===== Extrait
Une fois réconciliées, elles affirmeront volontiers que ça n'en valait pas la peine.
Est-ce si sûr?
I.
Raisons des querelles
— Si l'on peut ne pas s'entendre sur les mots, c'est parce que leur sens n'est jamais clos ou univoque.
Il dépend par
exemple:
• du niveau de langue utilisé:
ex.
: « imbécile » peut avoir un sens clinique pour le psychologue, et presque injurieux dans le langage courant;
• du contexte culturel et idéologique:
ex.
: variabilité de termes comme « liberté », « nationalisme », «révolution» en fonction des partis-pris des
interlocuteurs.
— On peut se référer à la théorie contextuelle du signifié.
Wittgenstein: «un mot n'a pas de signification, il n'a que
des usages».
— De surcroît, importance des biographies individuelles (et des inconscients!): certains termes acquièrent des
connotations singulières.
Dès lors la réaction d'un locuteur par rapport à un mot peut être très différente de la
réaction d'un autre: même s'ils entendent le même mot et s'ils croient le comprendre à peu près de la même façon,
leur affectivité provoque des résonances différentes.
II.
Leurs enjeux implicites
— On peut admettre que les querelles de mots font l'histoire même de la philosophie.
C'est par cela qu'elle
commence avec Socrate: ce que les Athéniens appellent «vertu» n'est pas satisfaisant et il faut définir autrement le
terme...
et chaque philosophe tente de fixer le sens d'un terme en se distinguant de ses prédécesseurs (mais ses
successeurs construiront encore différemment la définition du même concept).
Ex.: «vérité» change de sens de Platon à Aristote, puis à Descartes, puis à Kant, etc.
«Liberté» se modifie dès que
l'on change de contexte philosophique (Hegel — Marx).
— La querelle de mots implique donc une querelle entre des théories ou des idéologies — y compris quand les gens
n'en ont pas conscience (dans leur langage ils véhiculent des retombées plus ou moins authentiques de systèmes
philosophiques).
— En apparence, la situation est plus simple dans les discours scientifiques puisque les concepts y pourraient être
définis de façon univoque.
Mais
• on constate que dans l'histoire d'une science, le concept est variable (cf.
les différents systèmes géométriques:
qu'est-ce qu'un triangle? selon Euclide, Lobatchewski, Riemann);
• le savoir scientifique lui-même reste toujours aux prises avec des termes fondamentaux qui provoquent des
divergences théoriques.
Qu'est-ce que la vérité? qu'est-ce que la réalité?
• un concept scientifique est une sorte de condensé de théories.
Lorsqu'il y a plusieurs théories en présence, le
concept reste en conséquence un élément en discussion.
III.
Les mots ou la violence?
— Les querelles de mots n'ont donc pas que des aspects négatifs: elles sont très capables de faire avancer le
savoir.
==========
===== Extrait de données
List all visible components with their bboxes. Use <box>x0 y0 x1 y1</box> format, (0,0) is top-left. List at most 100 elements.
==========
▶ [Consigne]
Poursuivez, s'il vous plaît, le texte sur les querelles de mots à partir de sa dernière phrase. Les lignes ne jouent aucun rôle dans cet exercice.

▶ [Réponse]
Tout concept demande à être analysé, décortiqué, mis à plat pour qu'on puisse en expliciter les éléments de
signification, et en faire le tri.
De ce point de vue, un concept reste toujours modifiable — non seulement en raison
de l'évolution (lente) de la langue, mais aussi à cause des implications qu'il véhicule sans qu'on en prenne bien
conscience, et en raison des modifications historiques de son contexte.
— Parce que les mots définissent un ordre symbolique, de re-présentation des choses, ils diffèrent dans un premier
temps le contact direct avec celles-ci.
Ce qui signifie que la querelle de mots est un recours contre la violence: là
où les mots font défaut, ne reste d'espace que pour les gestes, éventuellement agressifs.
— Le locuteur a donc le choix:
• soit de continuer à parler, même dans le désaccord — mais avec l'espoir d'arriver à une entente un jour;
• soit de se taire pour laisser libre jeu à la violence.
Conclusion
Les querelles de mots constituent pour la pensée un moyen d'avancer (à condition bien entendu que la querelle
trouve sa conclusion): si elles témoignent d'abord d'une difficulté dans la communication et l'expression, elles offrent
la possibilité de gagner en précision et en rigueur.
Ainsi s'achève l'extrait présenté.